Task to complete: Determine how many lines in these records hold "parlato". Only the number is wanted.

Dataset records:
-- Start --

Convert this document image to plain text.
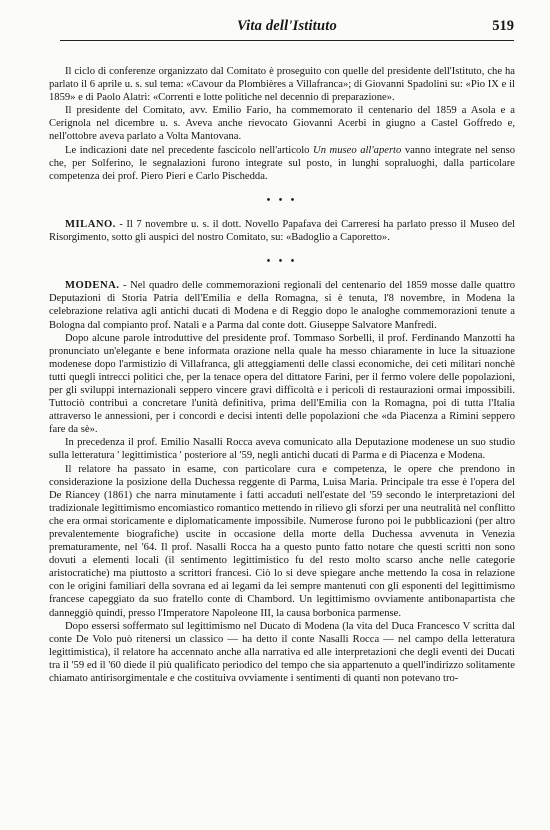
Vita dell'Istituto	519

Il ciclo di conferenze organizzato dal Comitato è proseguito con quelle del presidente dell'Istituto, che ha parlato il 6 aprile u. s. sul tema: «Cavour da Plombières a Villafranca»; di Giovanni Spadolini su: «Pio IX e il 1859» e di Paolo Alatri: «Correnti e lotte politiche nel decennio di preparazione».

Il presidente del Comitato, avv. Emilio Fario, ha commemorato il centenario del 1859 a Asola e a Cerignola nel dicembre u. s. Aveva anche rievocato Giovanni Acerbi in giugno a Castel Goffredo e, nell'ottobre aveva parlato a Volta Mantovana.

Le indicazioni date nel precedente fascicolo nell'articolo Un museo all'aperto vanno integrate nel senso che, per Solferino, le segnalazioni furono integrate sul posto, in lunghi sopraluoghi, dalla particolare competenza dei prof. Piero Pieri e Carlo Pischedda.

• • •

MILANO. - Il 7 novembre u. s. il dott. Novello Papafava dei Carreresi ha parlato presso il Museo del Risorgimento, sotto gli auspici del nostro Comitato, su: «Badoglio a Caporetto».

• • •

MODENA. - Nel quadro delle commemorazioni regionali del centenario del 1859 mosse dalle quattro Deputazioni di Storia Patria dell'Emilia e della Romagna, si è tenuta, l'8 novembre, in Modena la celebrazione relativa agli antichi ducati di Modena e di Reggio dopo le analoghe commemorazioni tenute a Bologna dal compianto prof. Natali e a Parma dal conte dott. Giuseppe Salvatore Manfredi.

Dopo alcune parole introduttive del presidente prof. Tommaso Sorbelli, il prof. Ferdinando Manzotti ha pronunciato un'elegante e bene informata orazione nella quale ha messo chiaramente in luce la situazione modenese dopo l'armistizio di Villafranca, gli atteggiamenti delle classi economiche, dei ceti militari nonchè tutti quegli intrecci politici che, per la tenace opera del dittatore Farini, per il fermo volere delle popolazioni, per gli sviluppi internazionali seppero vincere gravi difficoltà e i pericoli di restaurazioni ormai impossibili. Tuttociò contribuì a concretare l'unità definitiva, prima dell'Emilia con la Romagna, poi di tutta l'Italia attraverso le annessioni, per i concordi e decisi intenti delle popolazioni che «da Piacenza a Rimini seppero fare da sè».

In precedenza il prof. Emilio Nasalli Rocca aveva comunicato alla Deputazione modenese un suo studio sulla letteratura ' legittimistica ' posteriore al '59, negli antichi ducati di Parma e di Piacenza e Modena.

Il relatore ha passato in esame, con particolare cura e competenza, le opere che prendono in considerazione la posizione della Duchessa reggente di Parma, Luisa Maria. Principale tra esse è l'opera del De Riancey (1861) che narra minutamente i fatti accaduti nell'estate del '59 secondo le interpretazioni del tradizionale legittimismo encomiastico romantico mettendo in rilievo gli sforzi per una neutralità nel conflitto che era ormai storicamente e diplomaticamente impossibile. Numerose furono poi le pubblicazioni (per altro prevalentemente biografiche) uscite in occasione della morte della Duchessa avvenuta in Venezia prematuramente, nel '64. Il prof. Nasalli Rocca ha a questo punto fatto notare che questi scritti non sono dovuti a elementi locali (il sentimento legittimistico fu del resto molto scarso anche nelle categorie aristocratiche) ma piuttosto a scrittori francesi. Ciò lo si deve spiegare anche mettendo la cosa in relazione con le origini familiari della sovrana ed ai legami da lei sempre mantenuti con gli esponenti del legittimismo francese capeggiato da suo fratello conte di Chambord. Un legittimismo ovviamente antibonapartista che danneggiò quindi, presso l'Imperatore Napoleone III, la causa borbonica parmense.

Dopo essersi soffermato sul legittimismo nel Ducato di Modena (la vita del Duca Francesco V scritta dal conte De Volo può ritenersi un classico — ha detto il conte Nasalli Rocca — nel campo della letteratura legittimistica), il relatore ha accennato anche alla narrativa ed alle interpretazioni che degli eventi dei Ducati tra il '59 ed il '60 diede il più qualificato periodico del tempo che sia appartenuto a quell'indirizzo solitamente chiamato antirisorgimentale e che costituiva ovviamente i sentimenti di quanti non potevano tro-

-- End --

Result of this task: 3